Scan the lines below for the string "title" and copy every one that has it.
# start of Material to process
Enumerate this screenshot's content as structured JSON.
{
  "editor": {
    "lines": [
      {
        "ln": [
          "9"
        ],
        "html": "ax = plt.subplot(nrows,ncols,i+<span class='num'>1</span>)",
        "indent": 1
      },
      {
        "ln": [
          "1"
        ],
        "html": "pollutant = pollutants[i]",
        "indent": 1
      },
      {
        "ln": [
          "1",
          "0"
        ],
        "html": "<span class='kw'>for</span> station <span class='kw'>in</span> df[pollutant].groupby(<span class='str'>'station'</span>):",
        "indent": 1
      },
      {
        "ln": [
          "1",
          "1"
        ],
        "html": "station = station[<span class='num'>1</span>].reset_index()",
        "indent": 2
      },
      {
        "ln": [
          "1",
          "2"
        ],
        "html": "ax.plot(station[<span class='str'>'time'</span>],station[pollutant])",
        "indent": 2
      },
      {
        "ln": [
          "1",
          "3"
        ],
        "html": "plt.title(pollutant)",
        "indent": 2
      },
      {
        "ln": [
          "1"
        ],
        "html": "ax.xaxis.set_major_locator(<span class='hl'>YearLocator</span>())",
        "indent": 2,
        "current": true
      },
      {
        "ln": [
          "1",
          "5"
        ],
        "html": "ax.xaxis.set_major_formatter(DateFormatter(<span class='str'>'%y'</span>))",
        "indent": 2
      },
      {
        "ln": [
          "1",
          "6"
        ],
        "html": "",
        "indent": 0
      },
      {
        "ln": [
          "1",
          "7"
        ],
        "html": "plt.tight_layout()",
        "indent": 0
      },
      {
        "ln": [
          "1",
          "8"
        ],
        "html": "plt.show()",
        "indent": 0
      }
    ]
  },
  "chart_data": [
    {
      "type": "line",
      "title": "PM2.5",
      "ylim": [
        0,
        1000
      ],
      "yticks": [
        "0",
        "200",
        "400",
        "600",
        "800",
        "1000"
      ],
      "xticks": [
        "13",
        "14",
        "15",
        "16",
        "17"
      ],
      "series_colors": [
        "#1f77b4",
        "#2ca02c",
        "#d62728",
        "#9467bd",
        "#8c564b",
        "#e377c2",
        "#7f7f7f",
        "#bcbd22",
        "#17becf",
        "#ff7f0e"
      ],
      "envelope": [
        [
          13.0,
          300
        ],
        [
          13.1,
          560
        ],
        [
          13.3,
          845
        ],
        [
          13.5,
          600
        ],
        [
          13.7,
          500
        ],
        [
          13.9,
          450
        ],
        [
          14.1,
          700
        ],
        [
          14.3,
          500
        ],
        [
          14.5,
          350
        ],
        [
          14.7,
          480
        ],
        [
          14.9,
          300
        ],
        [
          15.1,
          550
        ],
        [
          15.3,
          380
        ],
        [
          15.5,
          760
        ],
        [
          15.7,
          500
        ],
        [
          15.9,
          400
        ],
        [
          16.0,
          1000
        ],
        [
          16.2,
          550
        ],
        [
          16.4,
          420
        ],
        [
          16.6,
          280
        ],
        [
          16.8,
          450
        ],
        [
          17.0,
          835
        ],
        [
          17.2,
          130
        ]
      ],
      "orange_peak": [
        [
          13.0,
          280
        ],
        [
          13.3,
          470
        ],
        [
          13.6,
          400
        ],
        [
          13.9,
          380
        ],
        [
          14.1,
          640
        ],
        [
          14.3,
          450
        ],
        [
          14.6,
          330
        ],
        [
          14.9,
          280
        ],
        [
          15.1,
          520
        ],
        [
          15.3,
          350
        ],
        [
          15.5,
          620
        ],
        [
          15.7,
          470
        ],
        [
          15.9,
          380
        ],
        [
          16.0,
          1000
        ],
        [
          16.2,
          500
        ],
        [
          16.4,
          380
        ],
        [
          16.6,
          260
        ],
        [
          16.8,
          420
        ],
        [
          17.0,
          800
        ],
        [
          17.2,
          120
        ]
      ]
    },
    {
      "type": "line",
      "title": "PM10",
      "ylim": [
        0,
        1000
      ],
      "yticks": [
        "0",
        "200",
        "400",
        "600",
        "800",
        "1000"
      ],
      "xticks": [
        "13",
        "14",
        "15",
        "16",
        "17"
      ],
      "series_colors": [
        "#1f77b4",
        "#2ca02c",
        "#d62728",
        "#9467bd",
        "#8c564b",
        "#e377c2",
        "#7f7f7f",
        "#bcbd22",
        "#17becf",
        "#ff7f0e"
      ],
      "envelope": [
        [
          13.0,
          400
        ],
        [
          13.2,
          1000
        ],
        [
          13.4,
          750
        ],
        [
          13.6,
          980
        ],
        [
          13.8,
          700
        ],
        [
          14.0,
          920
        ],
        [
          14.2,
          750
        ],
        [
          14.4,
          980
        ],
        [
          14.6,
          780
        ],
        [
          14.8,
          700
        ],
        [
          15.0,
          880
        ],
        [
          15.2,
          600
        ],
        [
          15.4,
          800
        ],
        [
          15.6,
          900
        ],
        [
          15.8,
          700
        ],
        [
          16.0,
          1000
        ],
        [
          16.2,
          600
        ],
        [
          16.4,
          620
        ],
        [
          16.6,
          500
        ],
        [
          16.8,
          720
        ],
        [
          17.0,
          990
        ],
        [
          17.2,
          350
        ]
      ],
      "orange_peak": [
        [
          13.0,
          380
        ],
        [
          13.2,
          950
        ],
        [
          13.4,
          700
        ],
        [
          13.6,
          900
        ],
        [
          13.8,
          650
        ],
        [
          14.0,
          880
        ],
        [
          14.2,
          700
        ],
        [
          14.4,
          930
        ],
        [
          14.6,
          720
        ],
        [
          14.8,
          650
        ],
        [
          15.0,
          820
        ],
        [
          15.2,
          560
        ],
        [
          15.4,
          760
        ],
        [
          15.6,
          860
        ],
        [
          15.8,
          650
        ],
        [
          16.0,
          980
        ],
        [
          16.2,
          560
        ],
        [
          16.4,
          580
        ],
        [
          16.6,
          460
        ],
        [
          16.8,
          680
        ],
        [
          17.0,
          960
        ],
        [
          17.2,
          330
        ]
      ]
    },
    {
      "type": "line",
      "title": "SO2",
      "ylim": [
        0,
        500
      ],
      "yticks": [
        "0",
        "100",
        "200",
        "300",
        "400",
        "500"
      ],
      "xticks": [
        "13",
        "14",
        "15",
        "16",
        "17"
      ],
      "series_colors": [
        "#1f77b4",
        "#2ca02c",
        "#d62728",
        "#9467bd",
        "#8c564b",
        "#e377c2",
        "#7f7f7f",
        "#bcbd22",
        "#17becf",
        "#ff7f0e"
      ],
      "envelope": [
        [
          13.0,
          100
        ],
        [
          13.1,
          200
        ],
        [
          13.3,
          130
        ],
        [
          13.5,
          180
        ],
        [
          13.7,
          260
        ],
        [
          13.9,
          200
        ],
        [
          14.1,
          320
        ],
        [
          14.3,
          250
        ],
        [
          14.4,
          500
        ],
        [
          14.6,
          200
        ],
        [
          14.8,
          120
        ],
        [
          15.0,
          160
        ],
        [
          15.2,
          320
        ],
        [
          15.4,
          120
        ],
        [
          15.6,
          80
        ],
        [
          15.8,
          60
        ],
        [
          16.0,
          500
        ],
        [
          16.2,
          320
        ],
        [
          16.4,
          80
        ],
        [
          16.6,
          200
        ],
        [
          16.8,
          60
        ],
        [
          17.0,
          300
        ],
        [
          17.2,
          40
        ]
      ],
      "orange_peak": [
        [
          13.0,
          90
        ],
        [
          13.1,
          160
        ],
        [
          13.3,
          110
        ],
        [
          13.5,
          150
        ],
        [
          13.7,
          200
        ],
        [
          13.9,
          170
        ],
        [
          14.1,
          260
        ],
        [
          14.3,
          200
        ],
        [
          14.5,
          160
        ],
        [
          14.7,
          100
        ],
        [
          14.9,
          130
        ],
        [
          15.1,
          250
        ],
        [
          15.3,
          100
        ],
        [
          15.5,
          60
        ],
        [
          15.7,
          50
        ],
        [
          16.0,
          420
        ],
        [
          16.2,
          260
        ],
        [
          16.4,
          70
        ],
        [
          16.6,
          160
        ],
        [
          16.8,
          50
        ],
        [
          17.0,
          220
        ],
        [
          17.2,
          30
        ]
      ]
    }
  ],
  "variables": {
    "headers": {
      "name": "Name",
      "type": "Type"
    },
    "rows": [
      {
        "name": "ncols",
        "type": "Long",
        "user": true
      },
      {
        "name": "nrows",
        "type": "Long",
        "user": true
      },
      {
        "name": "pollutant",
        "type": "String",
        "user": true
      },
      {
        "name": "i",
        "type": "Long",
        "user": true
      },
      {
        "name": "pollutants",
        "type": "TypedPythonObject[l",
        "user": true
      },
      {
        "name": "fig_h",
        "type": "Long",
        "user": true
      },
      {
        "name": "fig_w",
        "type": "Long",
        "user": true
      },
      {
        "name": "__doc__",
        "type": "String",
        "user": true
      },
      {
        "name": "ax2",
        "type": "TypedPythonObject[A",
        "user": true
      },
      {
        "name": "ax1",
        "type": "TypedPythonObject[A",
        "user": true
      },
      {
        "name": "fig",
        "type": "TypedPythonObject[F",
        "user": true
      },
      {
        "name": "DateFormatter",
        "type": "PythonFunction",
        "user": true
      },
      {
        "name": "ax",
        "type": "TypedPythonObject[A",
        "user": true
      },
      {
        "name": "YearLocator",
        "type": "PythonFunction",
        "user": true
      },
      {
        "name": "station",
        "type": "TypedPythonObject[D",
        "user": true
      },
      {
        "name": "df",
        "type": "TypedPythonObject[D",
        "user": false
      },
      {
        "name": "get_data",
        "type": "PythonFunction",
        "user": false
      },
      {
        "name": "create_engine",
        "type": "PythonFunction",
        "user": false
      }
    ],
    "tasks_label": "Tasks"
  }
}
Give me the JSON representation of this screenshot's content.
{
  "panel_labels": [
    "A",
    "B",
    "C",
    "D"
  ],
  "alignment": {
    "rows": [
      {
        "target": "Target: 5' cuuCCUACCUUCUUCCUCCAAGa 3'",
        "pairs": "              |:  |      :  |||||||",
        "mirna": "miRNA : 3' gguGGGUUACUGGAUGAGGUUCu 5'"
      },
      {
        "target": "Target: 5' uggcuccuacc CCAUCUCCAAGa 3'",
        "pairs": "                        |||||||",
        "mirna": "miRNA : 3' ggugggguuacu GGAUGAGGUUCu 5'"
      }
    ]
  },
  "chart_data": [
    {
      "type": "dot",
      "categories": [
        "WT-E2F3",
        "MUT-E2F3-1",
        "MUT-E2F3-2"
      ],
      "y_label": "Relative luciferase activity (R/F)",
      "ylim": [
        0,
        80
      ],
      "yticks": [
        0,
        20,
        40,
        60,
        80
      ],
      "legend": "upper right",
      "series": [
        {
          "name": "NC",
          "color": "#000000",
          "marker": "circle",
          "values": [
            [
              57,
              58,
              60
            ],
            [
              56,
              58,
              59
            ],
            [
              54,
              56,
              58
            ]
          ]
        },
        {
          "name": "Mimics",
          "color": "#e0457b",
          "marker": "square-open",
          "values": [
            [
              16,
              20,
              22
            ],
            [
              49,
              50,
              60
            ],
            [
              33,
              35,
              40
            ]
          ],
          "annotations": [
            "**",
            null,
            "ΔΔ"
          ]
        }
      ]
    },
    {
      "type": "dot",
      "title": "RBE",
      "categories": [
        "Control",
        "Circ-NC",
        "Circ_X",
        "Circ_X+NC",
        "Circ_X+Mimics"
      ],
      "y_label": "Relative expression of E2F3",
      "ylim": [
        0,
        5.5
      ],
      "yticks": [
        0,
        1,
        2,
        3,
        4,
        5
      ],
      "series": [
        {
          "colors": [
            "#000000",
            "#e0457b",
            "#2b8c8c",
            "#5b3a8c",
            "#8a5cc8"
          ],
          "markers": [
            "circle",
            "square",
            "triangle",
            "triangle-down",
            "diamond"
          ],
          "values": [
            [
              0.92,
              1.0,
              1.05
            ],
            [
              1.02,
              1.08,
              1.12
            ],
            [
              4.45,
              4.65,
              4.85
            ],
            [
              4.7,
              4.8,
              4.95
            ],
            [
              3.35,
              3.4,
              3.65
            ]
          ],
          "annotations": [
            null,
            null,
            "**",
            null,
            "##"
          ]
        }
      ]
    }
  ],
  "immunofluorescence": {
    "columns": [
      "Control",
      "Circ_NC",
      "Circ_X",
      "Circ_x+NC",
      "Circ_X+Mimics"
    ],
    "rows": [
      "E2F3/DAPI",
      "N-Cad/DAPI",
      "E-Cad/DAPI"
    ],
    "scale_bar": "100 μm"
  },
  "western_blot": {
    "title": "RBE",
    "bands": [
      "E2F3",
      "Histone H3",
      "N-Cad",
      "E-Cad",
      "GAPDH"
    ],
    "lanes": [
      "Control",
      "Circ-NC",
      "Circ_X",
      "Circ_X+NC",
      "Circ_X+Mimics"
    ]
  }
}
# end of Material to process
- **Solution**:
        "html": "plt.title(pollutant)",
      "title": "PM2.5",
      "title": "PM10",
      "title": "SO2",
      "title": "RBE",
    "title": "RBE",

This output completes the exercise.